(REQUIRED TASK) Count the lines that include the string "speed", and give only that number.

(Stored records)
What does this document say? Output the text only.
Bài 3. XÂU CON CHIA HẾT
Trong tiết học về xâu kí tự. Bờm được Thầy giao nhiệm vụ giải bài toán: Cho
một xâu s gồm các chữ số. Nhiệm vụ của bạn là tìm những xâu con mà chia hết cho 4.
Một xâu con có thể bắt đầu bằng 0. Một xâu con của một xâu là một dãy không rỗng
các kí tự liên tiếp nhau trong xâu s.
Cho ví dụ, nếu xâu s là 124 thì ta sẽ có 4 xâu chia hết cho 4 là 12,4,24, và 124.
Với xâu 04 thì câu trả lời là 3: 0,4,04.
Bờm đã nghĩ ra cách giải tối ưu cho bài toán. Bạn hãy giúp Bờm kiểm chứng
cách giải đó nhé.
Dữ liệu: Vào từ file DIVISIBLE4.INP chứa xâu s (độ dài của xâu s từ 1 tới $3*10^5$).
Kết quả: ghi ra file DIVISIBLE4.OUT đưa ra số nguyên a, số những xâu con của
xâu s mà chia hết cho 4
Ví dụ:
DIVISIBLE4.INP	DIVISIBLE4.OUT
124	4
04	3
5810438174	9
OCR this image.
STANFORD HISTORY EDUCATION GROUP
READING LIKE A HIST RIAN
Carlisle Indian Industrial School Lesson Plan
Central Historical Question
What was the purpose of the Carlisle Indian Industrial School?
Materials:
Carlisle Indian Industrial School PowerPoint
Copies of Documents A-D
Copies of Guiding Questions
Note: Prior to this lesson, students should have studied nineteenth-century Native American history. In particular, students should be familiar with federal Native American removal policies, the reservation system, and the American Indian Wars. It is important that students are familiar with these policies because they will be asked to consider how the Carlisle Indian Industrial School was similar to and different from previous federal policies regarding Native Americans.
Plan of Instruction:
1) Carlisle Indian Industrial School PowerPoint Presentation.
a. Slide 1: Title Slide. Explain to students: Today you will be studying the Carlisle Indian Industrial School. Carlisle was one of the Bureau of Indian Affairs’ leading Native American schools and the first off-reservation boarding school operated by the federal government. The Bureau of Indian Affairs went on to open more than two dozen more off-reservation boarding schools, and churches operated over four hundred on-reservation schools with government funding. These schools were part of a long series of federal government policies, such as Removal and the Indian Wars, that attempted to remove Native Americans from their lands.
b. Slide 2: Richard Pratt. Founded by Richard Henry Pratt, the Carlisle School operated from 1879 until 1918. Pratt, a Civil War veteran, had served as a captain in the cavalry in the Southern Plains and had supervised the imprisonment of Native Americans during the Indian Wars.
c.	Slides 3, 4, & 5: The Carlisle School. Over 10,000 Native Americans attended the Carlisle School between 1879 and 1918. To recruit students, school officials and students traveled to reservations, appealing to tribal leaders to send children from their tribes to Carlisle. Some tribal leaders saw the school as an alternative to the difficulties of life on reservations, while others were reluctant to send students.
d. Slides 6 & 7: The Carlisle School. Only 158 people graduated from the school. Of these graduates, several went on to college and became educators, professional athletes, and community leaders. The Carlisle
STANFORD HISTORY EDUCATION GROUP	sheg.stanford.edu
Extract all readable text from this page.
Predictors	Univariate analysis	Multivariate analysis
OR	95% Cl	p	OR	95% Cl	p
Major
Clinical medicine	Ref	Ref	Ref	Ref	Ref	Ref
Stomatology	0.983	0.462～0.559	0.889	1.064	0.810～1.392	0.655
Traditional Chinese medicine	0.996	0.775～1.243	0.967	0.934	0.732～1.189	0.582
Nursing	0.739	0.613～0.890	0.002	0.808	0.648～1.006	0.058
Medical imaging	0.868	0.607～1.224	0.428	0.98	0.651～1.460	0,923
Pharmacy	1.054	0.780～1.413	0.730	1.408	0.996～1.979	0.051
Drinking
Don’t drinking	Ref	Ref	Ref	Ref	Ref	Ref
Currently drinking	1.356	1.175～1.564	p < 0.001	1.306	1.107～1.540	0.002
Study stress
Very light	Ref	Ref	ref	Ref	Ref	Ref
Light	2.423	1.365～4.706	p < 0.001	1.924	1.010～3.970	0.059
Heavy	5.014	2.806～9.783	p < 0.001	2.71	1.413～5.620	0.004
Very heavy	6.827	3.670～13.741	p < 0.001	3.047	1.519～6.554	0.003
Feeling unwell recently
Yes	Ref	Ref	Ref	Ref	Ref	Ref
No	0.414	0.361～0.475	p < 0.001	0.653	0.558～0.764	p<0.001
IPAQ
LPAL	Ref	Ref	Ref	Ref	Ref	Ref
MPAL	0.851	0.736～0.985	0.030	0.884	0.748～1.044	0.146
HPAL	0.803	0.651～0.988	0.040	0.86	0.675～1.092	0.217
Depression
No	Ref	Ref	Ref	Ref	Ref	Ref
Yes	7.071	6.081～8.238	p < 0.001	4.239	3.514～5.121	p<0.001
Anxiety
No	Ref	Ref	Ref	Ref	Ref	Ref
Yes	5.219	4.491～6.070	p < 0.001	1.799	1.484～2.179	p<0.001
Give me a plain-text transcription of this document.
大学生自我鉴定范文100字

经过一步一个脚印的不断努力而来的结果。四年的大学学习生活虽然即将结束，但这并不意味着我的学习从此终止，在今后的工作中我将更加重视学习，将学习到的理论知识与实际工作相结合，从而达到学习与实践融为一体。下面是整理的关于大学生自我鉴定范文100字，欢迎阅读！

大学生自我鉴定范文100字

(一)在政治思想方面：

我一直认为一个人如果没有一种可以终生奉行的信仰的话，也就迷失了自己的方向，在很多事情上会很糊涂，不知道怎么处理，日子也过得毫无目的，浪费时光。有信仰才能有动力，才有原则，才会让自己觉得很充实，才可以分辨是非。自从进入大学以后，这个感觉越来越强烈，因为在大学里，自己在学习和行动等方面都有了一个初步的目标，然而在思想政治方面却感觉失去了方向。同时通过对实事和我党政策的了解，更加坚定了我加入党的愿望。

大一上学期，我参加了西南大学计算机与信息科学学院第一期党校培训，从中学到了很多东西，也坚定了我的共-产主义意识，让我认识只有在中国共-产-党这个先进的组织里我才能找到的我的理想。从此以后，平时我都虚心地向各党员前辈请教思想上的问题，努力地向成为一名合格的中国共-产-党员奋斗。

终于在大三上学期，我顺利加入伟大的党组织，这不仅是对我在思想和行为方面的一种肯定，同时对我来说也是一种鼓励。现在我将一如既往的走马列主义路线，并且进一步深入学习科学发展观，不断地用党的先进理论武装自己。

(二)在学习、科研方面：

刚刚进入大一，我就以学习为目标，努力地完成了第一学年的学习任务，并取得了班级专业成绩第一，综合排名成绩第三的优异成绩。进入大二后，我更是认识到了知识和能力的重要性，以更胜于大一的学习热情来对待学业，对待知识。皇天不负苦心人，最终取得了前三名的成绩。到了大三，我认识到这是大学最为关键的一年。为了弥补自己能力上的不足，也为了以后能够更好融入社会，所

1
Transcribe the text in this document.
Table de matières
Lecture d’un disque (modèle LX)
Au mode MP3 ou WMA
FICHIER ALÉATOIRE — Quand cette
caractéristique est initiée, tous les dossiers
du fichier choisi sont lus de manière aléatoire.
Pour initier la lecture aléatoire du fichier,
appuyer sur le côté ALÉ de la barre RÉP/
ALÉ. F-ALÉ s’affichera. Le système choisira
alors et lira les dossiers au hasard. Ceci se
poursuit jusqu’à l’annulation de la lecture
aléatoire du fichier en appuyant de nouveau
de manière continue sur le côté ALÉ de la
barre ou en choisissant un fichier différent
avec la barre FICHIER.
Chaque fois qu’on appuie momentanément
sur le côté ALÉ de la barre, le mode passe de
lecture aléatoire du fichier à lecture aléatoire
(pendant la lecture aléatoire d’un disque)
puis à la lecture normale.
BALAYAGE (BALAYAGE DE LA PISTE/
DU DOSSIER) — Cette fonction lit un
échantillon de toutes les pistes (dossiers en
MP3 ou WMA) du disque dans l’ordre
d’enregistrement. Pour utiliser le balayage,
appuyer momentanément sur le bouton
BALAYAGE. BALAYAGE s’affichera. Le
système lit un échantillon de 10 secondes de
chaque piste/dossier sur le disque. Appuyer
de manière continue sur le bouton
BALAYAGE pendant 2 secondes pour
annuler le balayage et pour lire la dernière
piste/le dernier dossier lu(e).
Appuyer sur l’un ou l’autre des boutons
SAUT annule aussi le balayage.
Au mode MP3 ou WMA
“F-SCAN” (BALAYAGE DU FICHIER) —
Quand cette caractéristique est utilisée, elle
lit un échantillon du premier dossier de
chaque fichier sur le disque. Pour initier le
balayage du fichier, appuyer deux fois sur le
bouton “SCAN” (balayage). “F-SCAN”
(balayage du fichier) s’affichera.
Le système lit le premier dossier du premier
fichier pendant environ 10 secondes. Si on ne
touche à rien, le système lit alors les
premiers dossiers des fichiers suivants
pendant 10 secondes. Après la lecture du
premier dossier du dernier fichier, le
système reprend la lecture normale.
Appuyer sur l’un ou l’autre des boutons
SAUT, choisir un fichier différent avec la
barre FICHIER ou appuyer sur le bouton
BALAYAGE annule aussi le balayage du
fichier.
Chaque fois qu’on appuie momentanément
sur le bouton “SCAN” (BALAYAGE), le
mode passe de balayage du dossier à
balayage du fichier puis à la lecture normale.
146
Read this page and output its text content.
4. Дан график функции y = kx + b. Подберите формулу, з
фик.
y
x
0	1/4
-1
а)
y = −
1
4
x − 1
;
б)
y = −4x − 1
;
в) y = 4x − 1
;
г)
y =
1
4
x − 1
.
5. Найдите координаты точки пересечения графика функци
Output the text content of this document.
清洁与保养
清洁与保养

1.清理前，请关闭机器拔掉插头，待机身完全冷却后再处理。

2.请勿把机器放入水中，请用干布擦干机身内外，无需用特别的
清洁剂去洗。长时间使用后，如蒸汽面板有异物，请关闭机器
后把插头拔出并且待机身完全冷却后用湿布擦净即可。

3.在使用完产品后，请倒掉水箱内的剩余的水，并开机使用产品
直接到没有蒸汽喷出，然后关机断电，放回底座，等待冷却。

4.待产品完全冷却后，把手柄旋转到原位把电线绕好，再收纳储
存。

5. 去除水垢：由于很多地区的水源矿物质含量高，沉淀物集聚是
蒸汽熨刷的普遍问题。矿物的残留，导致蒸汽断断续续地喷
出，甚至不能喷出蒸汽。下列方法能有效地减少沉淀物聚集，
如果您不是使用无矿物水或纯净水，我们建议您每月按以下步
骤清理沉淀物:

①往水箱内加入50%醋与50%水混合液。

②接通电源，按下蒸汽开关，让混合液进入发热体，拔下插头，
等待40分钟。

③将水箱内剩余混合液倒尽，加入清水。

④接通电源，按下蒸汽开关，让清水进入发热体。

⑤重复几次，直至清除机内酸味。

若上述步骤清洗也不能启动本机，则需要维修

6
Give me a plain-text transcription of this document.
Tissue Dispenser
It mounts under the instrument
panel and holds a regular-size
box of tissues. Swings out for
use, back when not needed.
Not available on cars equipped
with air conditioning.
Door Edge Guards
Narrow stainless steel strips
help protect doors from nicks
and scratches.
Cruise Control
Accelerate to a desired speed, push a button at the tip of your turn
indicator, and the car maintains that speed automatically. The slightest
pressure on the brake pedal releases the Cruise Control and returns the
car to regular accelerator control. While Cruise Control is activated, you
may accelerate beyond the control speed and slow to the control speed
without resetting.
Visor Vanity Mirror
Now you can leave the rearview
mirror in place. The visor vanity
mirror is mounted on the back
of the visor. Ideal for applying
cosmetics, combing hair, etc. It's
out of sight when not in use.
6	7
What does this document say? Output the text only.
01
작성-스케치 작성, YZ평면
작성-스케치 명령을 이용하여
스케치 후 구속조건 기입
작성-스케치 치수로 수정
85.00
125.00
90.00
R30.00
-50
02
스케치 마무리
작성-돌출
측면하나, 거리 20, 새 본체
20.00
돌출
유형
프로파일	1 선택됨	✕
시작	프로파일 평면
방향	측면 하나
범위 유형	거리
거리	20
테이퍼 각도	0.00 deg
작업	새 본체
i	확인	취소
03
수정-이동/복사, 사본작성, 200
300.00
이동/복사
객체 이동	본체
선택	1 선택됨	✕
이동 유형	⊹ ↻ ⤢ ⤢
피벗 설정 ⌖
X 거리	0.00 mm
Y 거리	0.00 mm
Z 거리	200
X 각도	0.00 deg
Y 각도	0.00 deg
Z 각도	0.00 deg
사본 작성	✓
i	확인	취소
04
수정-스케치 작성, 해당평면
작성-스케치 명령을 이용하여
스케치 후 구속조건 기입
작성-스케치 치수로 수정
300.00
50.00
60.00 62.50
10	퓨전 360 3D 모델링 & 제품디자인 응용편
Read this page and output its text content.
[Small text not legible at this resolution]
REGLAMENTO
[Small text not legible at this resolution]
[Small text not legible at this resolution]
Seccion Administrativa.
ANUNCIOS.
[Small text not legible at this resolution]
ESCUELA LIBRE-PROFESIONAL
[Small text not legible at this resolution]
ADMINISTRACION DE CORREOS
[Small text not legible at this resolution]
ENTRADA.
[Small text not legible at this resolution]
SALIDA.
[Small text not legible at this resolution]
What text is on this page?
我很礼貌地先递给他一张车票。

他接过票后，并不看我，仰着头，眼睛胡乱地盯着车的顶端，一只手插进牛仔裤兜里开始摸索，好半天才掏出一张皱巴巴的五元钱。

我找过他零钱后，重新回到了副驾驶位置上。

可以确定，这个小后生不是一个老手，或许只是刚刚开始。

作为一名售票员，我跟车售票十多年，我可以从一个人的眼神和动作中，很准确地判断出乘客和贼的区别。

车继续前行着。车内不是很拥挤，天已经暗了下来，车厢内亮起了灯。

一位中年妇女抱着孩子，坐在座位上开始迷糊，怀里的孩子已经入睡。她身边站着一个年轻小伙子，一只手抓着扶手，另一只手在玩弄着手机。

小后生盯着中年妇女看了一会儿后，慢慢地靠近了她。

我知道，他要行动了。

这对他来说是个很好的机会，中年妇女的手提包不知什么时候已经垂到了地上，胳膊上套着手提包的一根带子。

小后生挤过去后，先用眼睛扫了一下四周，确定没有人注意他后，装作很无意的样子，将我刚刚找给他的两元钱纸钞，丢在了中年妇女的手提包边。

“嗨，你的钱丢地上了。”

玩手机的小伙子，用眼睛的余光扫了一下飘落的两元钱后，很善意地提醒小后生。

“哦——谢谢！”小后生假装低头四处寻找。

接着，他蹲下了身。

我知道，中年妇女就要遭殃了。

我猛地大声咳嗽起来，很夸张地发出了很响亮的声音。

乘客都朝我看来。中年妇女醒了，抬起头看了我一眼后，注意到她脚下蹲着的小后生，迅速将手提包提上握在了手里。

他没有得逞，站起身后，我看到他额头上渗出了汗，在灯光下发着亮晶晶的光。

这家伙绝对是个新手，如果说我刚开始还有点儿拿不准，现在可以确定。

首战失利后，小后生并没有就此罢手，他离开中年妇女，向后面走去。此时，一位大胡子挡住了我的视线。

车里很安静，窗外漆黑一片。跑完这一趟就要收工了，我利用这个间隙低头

(THE ANSWER) 3